--- INPUT ---

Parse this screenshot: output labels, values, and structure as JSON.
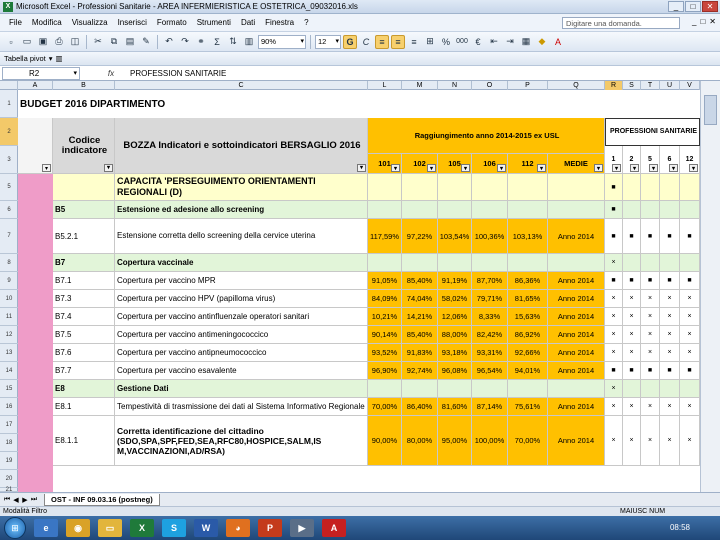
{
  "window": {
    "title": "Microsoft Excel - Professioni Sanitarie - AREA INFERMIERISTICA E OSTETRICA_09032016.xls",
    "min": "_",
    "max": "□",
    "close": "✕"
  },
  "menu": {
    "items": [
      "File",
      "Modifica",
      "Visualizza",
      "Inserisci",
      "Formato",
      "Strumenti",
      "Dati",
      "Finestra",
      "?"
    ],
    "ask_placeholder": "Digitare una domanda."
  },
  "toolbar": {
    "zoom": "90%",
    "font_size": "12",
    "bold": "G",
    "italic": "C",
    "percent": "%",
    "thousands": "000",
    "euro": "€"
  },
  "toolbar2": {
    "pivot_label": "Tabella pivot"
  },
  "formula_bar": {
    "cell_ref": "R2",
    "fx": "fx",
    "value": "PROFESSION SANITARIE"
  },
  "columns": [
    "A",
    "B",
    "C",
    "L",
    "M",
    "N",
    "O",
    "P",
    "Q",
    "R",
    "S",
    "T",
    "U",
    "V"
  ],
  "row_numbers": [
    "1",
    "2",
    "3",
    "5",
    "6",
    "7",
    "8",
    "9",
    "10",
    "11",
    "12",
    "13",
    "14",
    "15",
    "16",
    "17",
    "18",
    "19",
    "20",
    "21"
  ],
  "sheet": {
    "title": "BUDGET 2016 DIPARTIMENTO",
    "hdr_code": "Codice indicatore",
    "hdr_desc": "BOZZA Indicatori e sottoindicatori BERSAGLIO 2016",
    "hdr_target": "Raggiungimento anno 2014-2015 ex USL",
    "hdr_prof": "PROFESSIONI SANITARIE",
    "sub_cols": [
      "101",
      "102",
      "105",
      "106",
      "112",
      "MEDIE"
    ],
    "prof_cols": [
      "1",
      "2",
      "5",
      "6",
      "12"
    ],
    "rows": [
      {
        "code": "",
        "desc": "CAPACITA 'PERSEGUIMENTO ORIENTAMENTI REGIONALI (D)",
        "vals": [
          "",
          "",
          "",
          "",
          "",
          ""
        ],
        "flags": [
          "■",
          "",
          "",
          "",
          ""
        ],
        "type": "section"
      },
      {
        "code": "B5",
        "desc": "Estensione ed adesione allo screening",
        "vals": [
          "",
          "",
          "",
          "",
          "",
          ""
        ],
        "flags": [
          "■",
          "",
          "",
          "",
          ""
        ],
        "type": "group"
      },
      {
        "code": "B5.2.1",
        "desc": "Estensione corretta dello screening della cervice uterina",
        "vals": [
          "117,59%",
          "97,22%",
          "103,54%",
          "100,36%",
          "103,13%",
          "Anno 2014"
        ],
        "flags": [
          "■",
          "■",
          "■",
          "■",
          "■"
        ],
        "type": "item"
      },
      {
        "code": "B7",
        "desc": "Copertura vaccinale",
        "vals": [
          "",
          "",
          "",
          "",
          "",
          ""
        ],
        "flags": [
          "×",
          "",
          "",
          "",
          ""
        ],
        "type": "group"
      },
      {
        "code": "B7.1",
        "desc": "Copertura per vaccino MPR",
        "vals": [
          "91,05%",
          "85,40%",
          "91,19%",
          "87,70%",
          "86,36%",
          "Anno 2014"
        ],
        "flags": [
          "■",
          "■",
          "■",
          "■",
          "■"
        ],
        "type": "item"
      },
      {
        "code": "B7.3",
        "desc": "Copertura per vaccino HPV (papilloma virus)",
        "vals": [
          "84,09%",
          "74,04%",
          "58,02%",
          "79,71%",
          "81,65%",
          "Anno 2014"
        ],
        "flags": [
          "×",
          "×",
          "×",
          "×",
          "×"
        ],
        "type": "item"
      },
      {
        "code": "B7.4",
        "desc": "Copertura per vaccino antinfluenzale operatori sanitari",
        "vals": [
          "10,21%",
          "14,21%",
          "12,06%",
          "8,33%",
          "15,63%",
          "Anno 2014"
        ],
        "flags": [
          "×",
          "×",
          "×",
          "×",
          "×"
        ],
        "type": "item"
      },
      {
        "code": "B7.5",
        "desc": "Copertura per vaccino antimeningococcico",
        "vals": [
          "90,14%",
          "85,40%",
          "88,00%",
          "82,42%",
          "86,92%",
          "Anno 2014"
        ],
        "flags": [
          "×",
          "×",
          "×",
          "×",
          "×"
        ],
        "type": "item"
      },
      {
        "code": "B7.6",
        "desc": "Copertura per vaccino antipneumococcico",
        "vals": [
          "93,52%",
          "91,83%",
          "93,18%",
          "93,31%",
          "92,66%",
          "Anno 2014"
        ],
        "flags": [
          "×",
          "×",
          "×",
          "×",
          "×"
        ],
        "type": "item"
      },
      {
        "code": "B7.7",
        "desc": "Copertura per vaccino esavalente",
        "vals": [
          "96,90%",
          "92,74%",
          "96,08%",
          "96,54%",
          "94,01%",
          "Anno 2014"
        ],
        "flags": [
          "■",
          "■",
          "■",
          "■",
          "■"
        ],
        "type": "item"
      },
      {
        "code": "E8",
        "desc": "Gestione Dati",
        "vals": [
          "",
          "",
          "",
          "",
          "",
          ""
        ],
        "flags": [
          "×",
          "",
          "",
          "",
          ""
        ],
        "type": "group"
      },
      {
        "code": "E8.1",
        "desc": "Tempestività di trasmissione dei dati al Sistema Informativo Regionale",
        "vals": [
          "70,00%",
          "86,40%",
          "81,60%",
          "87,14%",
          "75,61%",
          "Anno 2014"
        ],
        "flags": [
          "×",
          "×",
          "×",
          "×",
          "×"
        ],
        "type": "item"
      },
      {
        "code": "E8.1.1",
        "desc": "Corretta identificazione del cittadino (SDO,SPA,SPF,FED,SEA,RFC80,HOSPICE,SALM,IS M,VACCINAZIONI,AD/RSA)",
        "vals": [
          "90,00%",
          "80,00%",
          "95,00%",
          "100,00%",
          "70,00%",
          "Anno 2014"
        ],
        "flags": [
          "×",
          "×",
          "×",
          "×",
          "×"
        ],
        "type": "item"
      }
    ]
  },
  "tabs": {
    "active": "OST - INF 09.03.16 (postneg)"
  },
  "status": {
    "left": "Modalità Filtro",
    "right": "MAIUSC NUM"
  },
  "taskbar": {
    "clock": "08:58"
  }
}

---

#### [WORK TO BE COMPLETED]
Return every line above that contains the word "screening".

#### [REPLY]
        "desc": "Estensione ed adesione allo screening",
        "desc": "Estensione corretta dello screening della cervice uterina",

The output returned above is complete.